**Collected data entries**
▬▬▬▬▬▬▬▬▬▬
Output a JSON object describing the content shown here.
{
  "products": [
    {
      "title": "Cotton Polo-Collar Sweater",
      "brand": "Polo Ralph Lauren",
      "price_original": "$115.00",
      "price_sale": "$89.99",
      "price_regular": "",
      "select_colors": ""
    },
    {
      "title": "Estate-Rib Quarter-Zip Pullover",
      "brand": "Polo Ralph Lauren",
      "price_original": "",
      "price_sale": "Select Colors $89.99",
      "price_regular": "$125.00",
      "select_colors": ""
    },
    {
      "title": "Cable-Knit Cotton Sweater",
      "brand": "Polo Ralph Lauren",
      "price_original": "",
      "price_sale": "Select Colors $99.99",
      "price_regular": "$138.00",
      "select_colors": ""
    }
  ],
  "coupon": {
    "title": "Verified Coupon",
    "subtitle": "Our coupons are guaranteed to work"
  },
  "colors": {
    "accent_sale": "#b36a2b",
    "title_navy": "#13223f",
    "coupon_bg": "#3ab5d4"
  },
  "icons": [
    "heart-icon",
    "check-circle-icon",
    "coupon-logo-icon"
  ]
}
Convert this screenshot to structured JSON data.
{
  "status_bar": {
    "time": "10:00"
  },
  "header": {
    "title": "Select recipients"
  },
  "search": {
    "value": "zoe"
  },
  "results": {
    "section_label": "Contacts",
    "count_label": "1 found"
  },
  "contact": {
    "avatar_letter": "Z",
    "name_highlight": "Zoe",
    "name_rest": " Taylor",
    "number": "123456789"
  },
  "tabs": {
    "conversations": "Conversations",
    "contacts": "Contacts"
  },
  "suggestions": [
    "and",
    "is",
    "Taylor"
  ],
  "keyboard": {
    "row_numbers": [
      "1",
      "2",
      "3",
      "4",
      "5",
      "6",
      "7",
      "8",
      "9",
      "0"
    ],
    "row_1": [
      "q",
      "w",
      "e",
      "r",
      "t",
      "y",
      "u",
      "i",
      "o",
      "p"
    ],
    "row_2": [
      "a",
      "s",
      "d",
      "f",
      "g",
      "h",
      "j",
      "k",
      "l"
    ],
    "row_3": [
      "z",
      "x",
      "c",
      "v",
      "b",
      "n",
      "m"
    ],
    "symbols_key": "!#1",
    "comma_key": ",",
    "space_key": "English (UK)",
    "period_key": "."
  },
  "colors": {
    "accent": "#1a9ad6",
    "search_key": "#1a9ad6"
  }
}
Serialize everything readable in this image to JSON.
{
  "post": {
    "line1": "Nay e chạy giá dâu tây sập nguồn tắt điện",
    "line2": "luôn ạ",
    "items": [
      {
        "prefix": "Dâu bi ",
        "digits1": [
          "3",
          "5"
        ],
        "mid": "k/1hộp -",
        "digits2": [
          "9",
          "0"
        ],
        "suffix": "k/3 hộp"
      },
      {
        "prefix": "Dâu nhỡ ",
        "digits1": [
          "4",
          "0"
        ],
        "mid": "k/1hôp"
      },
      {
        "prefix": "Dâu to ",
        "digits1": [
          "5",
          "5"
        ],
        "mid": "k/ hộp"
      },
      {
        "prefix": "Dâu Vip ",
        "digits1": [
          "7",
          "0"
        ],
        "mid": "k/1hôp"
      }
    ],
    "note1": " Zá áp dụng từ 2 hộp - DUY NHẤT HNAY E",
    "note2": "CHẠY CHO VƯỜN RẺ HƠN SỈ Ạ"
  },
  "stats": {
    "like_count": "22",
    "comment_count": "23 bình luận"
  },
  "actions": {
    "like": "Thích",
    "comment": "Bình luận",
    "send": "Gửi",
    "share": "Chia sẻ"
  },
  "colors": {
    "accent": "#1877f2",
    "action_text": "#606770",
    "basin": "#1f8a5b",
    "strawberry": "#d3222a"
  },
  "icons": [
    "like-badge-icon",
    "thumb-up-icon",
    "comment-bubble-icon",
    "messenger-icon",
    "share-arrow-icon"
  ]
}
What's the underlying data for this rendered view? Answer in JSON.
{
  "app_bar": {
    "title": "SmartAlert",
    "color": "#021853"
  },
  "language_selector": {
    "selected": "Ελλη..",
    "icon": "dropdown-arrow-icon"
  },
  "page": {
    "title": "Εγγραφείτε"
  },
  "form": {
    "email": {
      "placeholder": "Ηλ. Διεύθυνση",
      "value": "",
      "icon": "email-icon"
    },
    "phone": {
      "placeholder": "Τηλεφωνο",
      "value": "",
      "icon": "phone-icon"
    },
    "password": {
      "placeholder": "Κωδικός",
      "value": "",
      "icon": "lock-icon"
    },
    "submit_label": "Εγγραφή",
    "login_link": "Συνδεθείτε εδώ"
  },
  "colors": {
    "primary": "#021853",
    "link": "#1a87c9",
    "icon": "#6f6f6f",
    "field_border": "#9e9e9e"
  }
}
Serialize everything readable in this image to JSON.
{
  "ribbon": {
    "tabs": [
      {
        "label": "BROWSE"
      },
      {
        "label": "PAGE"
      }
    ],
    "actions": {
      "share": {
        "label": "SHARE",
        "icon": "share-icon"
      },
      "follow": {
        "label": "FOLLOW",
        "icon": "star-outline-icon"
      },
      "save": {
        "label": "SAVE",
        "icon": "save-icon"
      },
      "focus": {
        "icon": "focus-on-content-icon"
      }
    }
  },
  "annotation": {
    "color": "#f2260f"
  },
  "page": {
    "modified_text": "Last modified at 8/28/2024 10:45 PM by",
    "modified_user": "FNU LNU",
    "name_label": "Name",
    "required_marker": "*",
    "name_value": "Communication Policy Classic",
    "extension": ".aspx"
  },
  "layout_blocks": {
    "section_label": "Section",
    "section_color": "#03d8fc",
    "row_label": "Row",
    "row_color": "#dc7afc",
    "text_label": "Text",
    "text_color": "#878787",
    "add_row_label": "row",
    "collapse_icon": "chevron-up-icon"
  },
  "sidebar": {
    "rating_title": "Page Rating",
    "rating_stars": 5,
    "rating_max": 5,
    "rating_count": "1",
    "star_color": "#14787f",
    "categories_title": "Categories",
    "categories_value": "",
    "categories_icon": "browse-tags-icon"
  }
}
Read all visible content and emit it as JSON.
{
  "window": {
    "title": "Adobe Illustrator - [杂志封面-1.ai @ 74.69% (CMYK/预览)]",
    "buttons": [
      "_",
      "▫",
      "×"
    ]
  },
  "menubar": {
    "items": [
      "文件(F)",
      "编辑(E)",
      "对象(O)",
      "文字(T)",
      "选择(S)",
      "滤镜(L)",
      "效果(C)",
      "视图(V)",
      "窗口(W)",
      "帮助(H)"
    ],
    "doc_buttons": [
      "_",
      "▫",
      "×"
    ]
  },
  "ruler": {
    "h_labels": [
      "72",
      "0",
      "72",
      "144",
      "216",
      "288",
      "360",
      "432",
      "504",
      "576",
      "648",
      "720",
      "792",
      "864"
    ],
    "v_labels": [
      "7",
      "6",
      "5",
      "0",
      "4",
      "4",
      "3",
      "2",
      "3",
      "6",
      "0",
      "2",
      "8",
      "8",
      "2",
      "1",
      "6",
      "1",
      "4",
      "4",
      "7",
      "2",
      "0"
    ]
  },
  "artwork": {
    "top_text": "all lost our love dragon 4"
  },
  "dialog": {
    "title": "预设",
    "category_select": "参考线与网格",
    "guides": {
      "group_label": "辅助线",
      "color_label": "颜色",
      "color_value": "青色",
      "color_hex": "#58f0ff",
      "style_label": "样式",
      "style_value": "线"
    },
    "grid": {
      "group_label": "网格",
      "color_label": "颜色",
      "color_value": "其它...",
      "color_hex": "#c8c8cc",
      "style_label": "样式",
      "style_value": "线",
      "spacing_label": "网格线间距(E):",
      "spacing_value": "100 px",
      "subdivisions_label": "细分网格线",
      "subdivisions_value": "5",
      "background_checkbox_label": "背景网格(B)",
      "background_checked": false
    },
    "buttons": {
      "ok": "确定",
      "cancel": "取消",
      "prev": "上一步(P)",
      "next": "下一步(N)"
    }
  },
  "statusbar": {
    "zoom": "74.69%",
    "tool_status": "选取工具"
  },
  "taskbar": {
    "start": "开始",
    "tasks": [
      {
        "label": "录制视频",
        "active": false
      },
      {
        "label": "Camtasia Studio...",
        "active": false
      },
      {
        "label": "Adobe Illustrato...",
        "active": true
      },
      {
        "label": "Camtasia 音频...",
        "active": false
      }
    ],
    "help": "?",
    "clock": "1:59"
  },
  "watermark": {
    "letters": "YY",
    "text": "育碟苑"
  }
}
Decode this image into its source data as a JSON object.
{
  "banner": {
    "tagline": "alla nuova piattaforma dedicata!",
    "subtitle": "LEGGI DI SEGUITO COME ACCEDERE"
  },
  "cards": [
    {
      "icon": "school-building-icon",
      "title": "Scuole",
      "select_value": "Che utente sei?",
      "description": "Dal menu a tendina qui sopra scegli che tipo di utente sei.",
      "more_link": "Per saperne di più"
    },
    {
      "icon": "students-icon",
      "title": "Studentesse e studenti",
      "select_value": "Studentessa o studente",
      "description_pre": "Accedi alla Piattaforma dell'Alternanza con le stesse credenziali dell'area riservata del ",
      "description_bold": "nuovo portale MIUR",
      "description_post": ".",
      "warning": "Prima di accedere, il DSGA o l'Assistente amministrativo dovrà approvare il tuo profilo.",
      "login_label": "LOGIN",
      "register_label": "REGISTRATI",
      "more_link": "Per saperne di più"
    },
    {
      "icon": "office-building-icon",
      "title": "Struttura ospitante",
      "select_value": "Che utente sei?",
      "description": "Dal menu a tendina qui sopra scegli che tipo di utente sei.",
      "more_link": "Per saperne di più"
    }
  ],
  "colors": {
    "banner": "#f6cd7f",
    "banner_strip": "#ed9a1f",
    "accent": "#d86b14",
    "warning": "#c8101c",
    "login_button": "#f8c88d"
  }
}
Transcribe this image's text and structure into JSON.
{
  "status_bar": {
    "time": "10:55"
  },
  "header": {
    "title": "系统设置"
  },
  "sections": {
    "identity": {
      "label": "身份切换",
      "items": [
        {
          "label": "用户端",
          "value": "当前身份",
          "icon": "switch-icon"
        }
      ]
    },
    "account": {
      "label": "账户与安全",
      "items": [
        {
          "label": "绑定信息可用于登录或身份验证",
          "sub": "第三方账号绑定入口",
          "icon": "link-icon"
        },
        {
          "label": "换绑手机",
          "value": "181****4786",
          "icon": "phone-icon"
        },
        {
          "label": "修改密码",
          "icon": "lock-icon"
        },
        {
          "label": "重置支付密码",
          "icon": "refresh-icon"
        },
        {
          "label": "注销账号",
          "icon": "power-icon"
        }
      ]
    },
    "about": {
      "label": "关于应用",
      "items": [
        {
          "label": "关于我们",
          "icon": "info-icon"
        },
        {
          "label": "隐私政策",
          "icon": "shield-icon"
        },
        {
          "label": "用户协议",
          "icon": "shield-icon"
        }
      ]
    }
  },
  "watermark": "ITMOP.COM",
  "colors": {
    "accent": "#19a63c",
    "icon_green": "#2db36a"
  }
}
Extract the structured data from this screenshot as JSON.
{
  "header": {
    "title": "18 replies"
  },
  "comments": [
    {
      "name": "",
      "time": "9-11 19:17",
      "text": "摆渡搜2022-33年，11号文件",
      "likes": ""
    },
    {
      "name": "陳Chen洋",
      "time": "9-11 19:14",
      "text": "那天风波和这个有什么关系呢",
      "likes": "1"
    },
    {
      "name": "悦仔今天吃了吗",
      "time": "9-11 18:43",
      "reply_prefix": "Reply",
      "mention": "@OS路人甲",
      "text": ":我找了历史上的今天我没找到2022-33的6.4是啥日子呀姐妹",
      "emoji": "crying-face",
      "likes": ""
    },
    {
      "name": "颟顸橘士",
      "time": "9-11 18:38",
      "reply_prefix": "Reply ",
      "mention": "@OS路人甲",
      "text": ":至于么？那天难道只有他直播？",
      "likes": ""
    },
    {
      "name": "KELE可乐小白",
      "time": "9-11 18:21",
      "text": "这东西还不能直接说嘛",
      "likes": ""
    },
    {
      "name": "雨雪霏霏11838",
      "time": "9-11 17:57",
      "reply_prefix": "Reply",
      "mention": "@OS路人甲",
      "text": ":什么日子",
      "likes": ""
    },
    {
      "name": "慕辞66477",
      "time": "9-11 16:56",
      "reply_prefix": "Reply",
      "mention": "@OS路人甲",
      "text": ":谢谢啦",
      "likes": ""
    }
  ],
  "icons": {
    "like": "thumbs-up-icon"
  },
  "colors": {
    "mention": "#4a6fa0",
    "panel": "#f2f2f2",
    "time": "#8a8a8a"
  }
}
▬▬▬▬▬▬▬▬▬▬
**What is needed**
Find the line that contains "Extract the structured". Repeat it and every line after it, exactly as written, up to and including the last line of the records above.

**Result for this task**
Extract the structured data from this screenshot as JSON.
{
  "header": {
    "title": "18 replies"
  },
  "comments": [
    {
      "name": "",
      "time": "9-11 19:17",
      "text": "摆渡搜2022-33年，11号文件",
      "likes": ""
    },
    {
      "name": "陳Chen洋",
      "time": "9-11 19:14",
      "text": "那天风波和这个有什么关系呢",
      "likes": "1"
    },
    {
      "name": "悦仔今天吃了吗",
      "time": "9-11 18:43",
      "reply_prefix": "Reply",
      "mention": "@OS路人甲",
      "text": ":我找了历史上的今天我没找到2022-33的6.4是啥日子呀姐妹",
      "emoji": "crying-face",
      "likes": ""
    },
    {
      "name": "颟顸橘士",
      "time": "9-11 18:38",
      "reply_prefix": "Reply ",
      "mention": "@OS路人甲",
      "text": ":至于么？那天难道只有他直播？",
      "likes": ""
    },
    {
      "name": "KELE可乐小白",
      "time": "9-11 18:21",
      "text": "这东西还不能直接说嘛",
      "likes": ""
    },
    {
      "name": "雨雪霏霏11838",
      "time": "9-11 17:57",
      "reply_prefix": "Reply",
      "mention": "@OS路人甲",
      "text": ":什么日子",
      "likes": ""
    },
    {
      "name": "慕辞66477",
      "time": "9-11 16:56",
      "reply_prefix": "Reply",
      "mention": "@OS路人甲",
      "text": ":谢谢啦",
      "likes": ""
    }
  ],
  "icons": {
    "like": "thumbs-up-icon"
  },
  "colors": {
    "mention": "#4a6fa0",
    "panel": "#f2f2f2",
    "time": "#8a8a8a"
  }
}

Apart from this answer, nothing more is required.